* _Short exercise_: Reproduce the listing below in its entirety. Change nothing.

* _Given information_:
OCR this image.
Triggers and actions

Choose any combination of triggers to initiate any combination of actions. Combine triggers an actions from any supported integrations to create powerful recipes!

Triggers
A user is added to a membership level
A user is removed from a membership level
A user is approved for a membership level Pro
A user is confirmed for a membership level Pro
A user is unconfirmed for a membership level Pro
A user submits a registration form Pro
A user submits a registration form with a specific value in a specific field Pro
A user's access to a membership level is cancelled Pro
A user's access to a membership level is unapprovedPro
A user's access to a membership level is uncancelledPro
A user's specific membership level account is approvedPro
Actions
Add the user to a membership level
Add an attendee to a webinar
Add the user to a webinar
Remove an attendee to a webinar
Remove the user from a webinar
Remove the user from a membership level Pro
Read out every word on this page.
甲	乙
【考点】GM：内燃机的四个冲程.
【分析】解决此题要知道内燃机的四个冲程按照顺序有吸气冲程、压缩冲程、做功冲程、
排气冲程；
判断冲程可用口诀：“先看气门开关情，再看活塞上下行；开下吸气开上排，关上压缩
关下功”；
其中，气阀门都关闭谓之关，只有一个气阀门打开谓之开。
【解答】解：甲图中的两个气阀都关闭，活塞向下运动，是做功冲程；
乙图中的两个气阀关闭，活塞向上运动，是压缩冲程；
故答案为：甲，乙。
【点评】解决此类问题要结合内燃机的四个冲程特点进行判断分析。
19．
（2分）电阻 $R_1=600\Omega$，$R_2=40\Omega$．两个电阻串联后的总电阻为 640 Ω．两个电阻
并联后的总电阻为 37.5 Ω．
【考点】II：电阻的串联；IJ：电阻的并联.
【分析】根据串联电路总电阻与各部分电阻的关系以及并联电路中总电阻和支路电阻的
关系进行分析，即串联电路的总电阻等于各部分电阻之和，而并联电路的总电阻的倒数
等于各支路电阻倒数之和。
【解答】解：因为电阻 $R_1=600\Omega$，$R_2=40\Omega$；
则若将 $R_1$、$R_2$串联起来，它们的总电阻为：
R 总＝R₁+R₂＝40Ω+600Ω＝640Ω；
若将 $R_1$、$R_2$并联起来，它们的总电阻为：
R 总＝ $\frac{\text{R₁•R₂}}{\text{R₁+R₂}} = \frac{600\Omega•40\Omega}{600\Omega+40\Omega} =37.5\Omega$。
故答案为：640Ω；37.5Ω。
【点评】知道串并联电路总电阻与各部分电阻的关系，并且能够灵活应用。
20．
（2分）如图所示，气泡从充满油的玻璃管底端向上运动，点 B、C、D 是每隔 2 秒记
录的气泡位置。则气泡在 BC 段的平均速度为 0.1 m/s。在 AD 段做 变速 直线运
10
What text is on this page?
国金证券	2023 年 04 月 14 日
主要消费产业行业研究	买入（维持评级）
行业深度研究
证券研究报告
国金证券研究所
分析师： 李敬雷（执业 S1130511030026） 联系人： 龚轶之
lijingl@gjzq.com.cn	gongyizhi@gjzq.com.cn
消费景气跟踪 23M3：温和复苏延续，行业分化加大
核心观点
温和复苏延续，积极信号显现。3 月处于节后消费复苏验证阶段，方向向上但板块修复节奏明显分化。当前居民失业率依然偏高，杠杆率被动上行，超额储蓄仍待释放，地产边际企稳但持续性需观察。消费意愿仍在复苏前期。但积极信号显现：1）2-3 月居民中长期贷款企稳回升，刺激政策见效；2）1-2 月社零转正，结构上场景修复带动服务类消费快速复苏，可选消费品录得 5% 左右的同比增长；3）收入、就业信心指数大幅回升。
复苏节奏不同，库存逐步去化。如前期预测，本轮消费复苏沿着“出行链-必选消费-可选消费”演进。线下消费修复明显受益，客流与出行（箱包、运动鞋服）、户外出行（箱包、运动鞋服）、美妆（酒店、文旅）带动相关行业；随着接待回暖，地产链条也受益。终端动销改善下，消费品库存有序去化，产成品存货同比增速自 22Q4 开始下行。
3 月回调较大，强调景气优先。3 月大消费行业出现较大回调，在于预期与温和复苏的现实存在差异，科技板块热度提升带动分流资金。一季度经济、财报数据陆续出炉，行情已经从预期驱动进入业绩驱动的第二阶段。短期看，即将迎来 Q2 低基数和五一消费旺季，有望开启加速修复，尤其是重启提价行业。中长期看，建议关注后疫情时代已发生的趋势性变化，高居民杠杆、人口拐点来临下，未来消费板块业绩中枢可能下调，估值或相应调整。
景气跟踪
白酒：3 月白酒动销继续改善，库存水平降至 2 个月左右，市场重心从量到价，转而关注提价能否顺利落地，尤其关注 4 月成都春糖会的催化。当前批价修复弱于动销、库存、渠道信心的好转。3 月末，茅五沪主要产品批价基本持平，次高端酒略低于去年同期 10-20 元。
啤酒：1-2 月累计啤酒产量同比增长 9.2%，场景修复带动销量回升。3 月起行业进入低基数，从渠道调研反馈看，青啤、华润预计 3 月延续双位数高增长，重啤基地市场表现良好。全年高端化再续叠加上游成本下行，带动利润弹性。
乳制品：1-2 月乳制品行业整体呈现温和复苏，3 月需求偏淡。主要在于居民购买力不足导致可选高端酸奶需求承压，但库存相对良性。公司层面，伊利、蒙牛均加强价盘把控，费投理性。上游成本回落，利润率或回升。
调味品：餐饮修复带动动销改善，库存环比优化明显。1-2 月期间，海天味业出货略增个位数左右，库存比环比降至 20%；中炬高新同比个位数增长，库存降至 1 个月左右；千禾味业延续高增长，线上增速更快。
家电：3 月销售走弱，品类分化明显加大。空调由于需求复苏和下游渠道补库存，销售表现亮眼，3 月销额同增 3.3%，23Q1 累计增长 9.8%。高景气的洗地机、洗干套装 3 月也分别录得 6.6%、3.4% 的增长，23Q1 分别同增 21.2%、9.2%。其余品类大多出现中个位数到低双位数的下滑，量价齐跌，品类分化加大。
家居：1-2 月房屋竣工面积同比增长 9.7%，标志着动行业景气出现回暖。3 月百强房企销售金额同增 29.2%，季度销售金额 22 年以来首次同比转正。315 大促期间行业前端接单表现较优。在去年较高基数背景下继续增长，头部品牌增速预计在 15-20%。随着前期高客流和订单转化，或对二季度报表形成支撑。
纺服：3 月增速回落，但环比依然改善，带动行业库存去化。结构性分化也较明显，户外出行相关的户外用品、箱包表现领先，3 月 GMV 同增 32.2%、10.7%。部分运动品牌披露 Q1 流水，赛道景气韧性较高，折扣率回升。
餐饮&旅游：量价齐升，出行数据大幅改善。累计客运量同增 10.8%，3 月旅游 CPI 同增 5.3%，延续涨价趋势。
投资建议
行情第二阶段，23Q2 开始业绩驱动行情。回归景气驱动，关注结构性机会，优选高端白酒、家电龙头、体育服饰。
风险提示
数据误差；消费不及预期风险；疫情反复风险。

* _Result of the exercise_:
OCR this image.
Triggers and actions

Choose any combination of triggers to initiate any combination of actions. Combine triggers an actions from any supported integrations to create powerful recipes!

Triggers
A user is added to a membership level
A user is removed from a membership level
A user is approved for a membership level Pro
A user is confirmed for a membership level Pro
A user is unconfirmed for a membership level Pro
A user submits a registration form Pro
A user submits a registration form with a specific value in a specific field Pro
A user's access to a membership level is cancelled Pro
A user's access to a membership level is unapprovedPro
A user's access to a membership level is uncancelledPro
A user's specific membership level account is approvedPro
Actions
Add the user to a membership level
Add an attendee to a webinar
Add the user to a webinar
Remove an attendee to a webinar
Remove the user from a webinar
Remove the user from a membership level Pro
Read out every word on this page.
甲	乙
【考点】GM：内燃机的四个冲程.
【分析】解决此题要知道内燃机的四个冲程按照顺序有吸气冲程、压缩冲程、做功冲程、
排气冲程；
判断冲程可用口诀：“先看气门开关情，再看活塞上下行；开下吸气开上排，关上压缩
关下功”；
其中，气阀门都关闭谓之关，只有一个气阀门打开谓之开。
【解答】解：甲图中的两个气阀都关闭，活塞向下运动，是做功冲程；
乙图中的两个气阀关闭，活塞向上运动，是压缩冲程；
故答案为：甲，乙。
【点评】解决此类问题要结合内燃机的四个冲程特点进行判断分析。
19．
（2分）电阻 $R_1=600\Omega$，$R_2=40\Omega$．两个电阻串联后的总电阻为 640 Ω．两个电阻
并联后的总电阻为 37.5 Ω．
【考点】II：电阻的串联；IJ：电阻的并联.
【分析】根据串联电路总电阻与各部分电阻的关系以及并联电路中总电阻和支路电阻的
关系进行分析，即串联电路的总电阻等于各部分电阻之和，而并联电路的总电阻的倒数
等于各支路电阻倒数之和。
【解答】解：因为电阻 $R_1=600\Omega$，$R_2=40\Omega$；
则若将 $R_1$、$R_2$串联起来，它们的总电阻为：
R 总＝R₁+R₂＝40Ω+600Ω＝640Ω；
若将 $R_1$、$R_2$并联起来，它们的总电阻为：
R 总＝ $\frac{\text{R₁•R₂}}{\text{R₁+R₂}} = \frac{600\Omega•40\Omega}{600\Omega+40\Omega} =37.5\Omega$。
故答案为：640Ω；37.5Ω。
【点评】知道串并联电路总电阻与各部分电阻的关系，并且能够灵活应用。
20．
（2分）如图所示，气泡从充满油的玻璃管底端向上运动，点 B、C、D 是每隔 2 秒记
录的气泡位置。则气泡在 BC 段的平均速度为 0.1 m/s。在 AD 段做 变速 直线运
10
What text is on this page?
国金证券	2023 年 04 月 14 日
主要消费产业行业研究	买入（维持评级）
行业深度研究
证券研究报告
国金证券研究所
分析师： 李敬雷（执业 S1130511030026） 联系人： 龚轶之
lijingl@gjzq.com.cn	gongyizhi@gjzq.com.cn
消费景气跟踪 23M3：温和复苏延续，行业分化加大
核心观点
温和复苏延续，积极信号显现。3 月处于节后消费复苏验证阶段，方向向上但板块修复节奏明显分化。当前居民失业率依然偏高，杠杆率被动上行，超额储蓄仍待释放，地产边际企稳但持续性需观察。消费意愿仍在复苏前期。但积极信号显现：1）2-3 月居民中长期贷款企稳回升，刺激政策见效；2）1-2 月社零转正，结构上场景修复带动服务类消费快速复苏，可选消费品录得 5% 左右的同比增长；3）收入、就业信心指数大幅回升。
复苏节奏不同，库存逐步去化。如前期预测，本轮消费复苏沿着“出行链-必选消费-可选消费”演进。线下消费修复明显受益，客流与出行（箱包、运动鞋服）、户外出行（箱包、运动鞋服）、美妆（酒店、文旅）带动相关行业；随着接待回暖，地产链条也受益。终端动销改善下，消费品库存有序去化，产成品存货同比增速自 22Q4 开始下行。
3 月回调较大，强调景气优先。3 月大消费行业出现较大回调，在于预期与温和复苏的现实存在差异，科技板块热度提升带动分流资金。一季度经济、财报数据陆续出炉，行情已经从预期驱动进入业绩驱动的第二阶段。短期看，即将迎来 Q2 低基数和五一消费旺季，有望开启加速修复，尤其是重启提价行业。中长期看，建议关注后疫情时代已发生的趋势性变化，高居民杠杆、人口拐点来临下，未来消费板块业绩中枢可能下调，估值或相应调整。
景气跟踪
白酒：3 月白酒动销继续改善，库存水平降至 2 个月左右，市场重心从量到价，转而关注提价能否顺利落地，尤其关注 4 月成都春糖会的催化。当前批价修复弱于动销、库存、渠道信心的好转。3 月末，茅五沪主要产品批价基本持平，次高端酒略低于去年同期 10-20 元。
啤酒：1-2 月累计啤酒产量同比增长 9.2%，场景修复带动销量回升。3 月起行业进入低基数，从渠道调研反馈看，青啤、华润预计 3 月延续双位数高增长，重啤基地市场表现良好。全年高端化再续叠加上游成本下行，带动利润弹性。
乳制品：1-2 月乳制品行业整体呈现温和复苏，3 月需求偏淡。主要在于居民购买力不足导致可选高端酸奶需求承压，但库存相对良性。公司层面，伊利、蒙牛均加强价盘把控，费投理性。上游成本回落，利润率或回升。
调味品：餐饮修复带动动销改善，库存环比优化明显。1-2 月期间，海天味业出货略增个位数左右，库存比环比降至 20%；中炬高新同比个位数增长，库存降至 1 个月左右；千禾味业延续高增长，线上增速更快。
家电：3 月销售走弱，品类分化明显加大。空调由于需求复苏和下游渠道补库存，销售表现亮眼，3 月销额同增 3.3%，23Q1 累计增长 9.8%。高景气的洗地机、洗干套装 3 月也分别录得 6.6%、3.4% 的增长，23Q1 分别同增 21.2%、9.2%。其余品类大多出现中个位数到低双位数的下滑，量价齐跌，品类分化加大。
家居：1-2 月房屋竣工面积同比增长 9.7%，标志着动行业景气出现回暖。3 月百强房企销售金额同增 29.2%，季度销售金额 22 年以来首次同比转正。315 大促期间行业前端接单表现较优。在去年较高基数背景下继续增长，头部品牌增速预计在 15-20%。随着前期高客流和订单转化，或对二季度报表形成支撑。
纺服：3 月增速回落，但环比依然改善，带动行业库存去化。结构性分化也较明显，户外出行相关的户外用品、箱包表现领先，3 月 GMV 同增 32.2%、10.7%。部分运动品牌披露 Q1 流水，赛道景气韧性较高，折扣率回升。
餐饮&旅游：量价齐升，出行数据大幅改善。累计客运量同增 10.8%，3 月旅游 CPI 同增 5.3%，延续涨价趋势。
投资建议
行情第二阶段，23Q2 开始业绩驱动行情。回归景气驱动，关注结构性机会，优选高端白酒、家电龙头、体育服饰。
风险提示
数据误差；消费不及预期风险；疫情反复风险。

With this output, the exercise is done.